▶ [EXERCISE TASK]
Find the lines below that contain the string "historias". Copy each one.

▶ [ITEMS]
⟨

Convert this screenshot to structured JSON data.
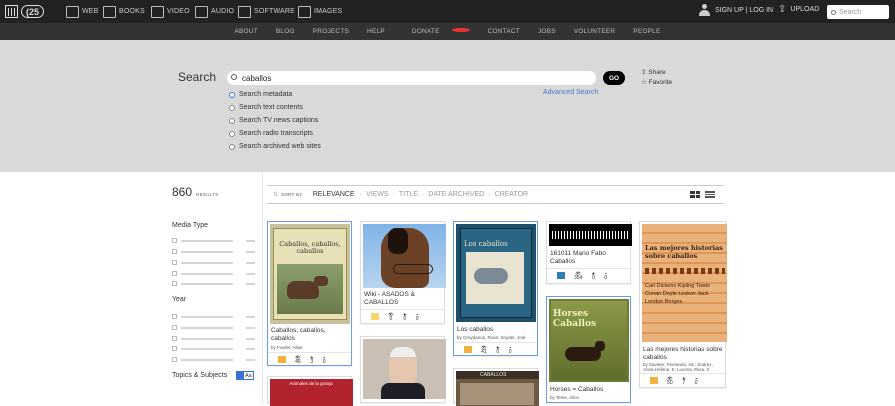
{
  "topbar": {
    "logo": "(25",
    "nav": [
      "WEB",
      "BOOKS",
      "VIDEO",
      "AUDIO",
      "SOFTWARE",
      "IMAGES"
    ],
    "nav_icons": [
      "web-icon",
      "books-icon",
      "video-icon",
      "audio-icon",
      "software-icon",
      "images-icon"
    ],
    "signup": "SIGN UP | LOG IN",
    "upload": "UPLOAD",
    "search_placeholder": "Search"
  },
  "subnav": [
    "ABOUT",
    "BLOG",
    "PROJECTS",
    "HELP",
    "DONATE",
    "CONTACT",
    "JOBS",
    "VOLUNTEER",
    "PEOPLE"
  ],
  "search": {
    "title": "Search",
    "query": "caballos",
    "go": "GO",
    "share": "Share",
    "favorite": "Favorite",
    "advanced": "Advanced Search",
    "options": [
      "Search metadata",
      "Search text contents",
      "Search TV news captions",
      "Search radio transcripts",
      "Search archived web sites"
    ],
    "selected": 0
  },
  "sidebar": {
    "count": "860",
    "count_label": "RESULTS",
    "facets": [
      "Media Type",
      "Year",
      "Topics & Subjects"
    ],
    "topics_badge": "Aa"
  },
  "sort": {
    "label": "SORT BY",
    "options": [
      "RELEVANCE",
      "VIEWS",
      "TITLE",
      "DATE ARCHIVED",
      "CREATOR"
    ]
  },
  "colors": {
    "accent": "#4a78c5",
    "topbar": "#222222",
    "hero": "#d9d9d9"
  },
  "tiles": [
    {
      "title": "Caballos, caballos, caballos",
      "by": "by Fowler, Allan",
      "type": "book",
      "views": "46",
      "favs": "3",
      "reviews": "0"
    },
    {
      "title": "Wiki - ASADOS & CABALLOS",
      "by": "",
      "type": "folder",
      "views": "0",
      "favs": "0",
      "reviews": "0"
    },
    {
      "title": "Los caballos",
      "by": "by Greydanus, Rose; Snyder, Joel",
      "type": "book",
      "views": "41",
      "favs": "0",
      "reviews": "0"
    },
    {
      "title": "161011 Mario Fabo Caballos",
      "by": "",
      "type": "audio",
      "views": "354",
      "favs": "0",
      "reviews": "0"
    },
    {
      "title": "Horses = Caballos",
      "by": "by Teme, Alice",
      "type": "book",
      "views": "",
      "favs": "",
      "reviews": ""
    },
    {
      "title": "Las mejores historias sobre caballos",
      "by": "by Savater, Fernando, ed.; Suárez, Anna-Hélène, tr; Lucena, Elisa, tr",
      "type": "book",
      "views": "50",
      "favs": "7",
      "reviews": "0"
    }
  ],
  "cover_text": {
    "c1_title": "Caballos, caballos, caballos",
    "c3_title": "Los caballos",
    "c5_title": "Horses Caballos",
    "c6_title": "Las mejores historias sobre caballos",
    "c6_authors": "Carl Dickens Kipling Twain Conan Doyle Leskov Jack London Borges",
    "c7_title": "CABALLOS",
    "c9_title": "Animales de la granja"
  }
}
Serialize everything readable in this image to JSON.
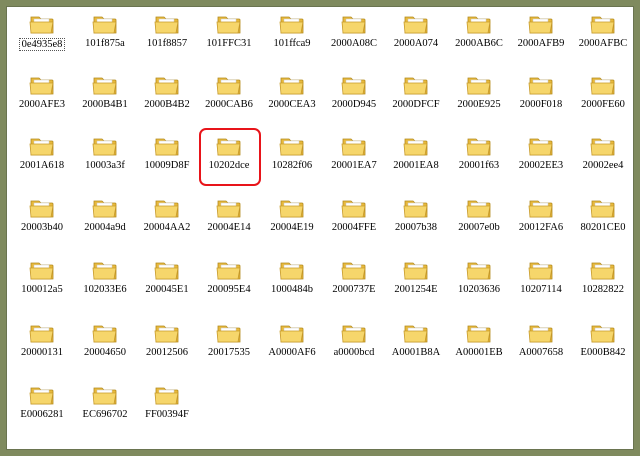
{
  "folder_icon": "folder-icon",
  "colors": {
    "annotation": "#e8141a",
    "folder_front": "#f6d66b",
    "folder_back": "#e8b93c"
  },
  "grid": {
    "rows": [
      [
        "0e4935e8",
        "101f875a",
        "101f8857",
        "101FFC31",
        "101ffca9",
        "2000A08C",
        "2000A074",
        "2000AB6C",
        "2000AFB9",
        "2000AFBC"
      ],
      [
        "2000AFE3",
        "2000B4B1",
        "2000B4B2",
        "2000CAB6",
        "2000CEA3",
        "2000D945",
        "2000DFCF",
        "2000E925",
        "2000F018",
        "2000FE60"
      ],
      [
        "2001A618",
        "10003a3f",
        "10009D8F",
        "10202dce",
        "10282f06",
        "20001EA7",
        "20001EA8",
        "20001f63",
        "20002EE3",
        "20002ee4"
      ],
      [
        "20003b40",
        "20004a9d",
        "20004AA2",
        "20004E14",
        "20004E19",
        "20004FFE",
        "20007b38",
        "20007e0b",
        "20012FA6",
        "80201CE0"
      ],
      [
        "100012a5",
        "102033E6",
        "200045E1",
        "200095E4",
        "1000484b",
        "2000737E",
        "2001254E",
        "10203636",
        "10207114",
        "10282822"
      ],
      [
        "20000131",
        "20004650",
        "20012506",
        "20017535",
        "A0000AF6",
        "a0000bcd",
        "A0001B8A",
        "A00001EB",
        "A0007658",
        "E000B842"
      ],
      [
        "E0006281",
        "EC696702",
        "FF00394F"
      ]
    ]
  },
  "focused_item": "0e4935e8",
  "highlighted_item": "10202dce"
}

⟩

▶ [OUTPUT OF THE TASK]
      "title": "Las mejores historias sobre caballos",
    "c6_title": "Las mejores historias sobre caballos",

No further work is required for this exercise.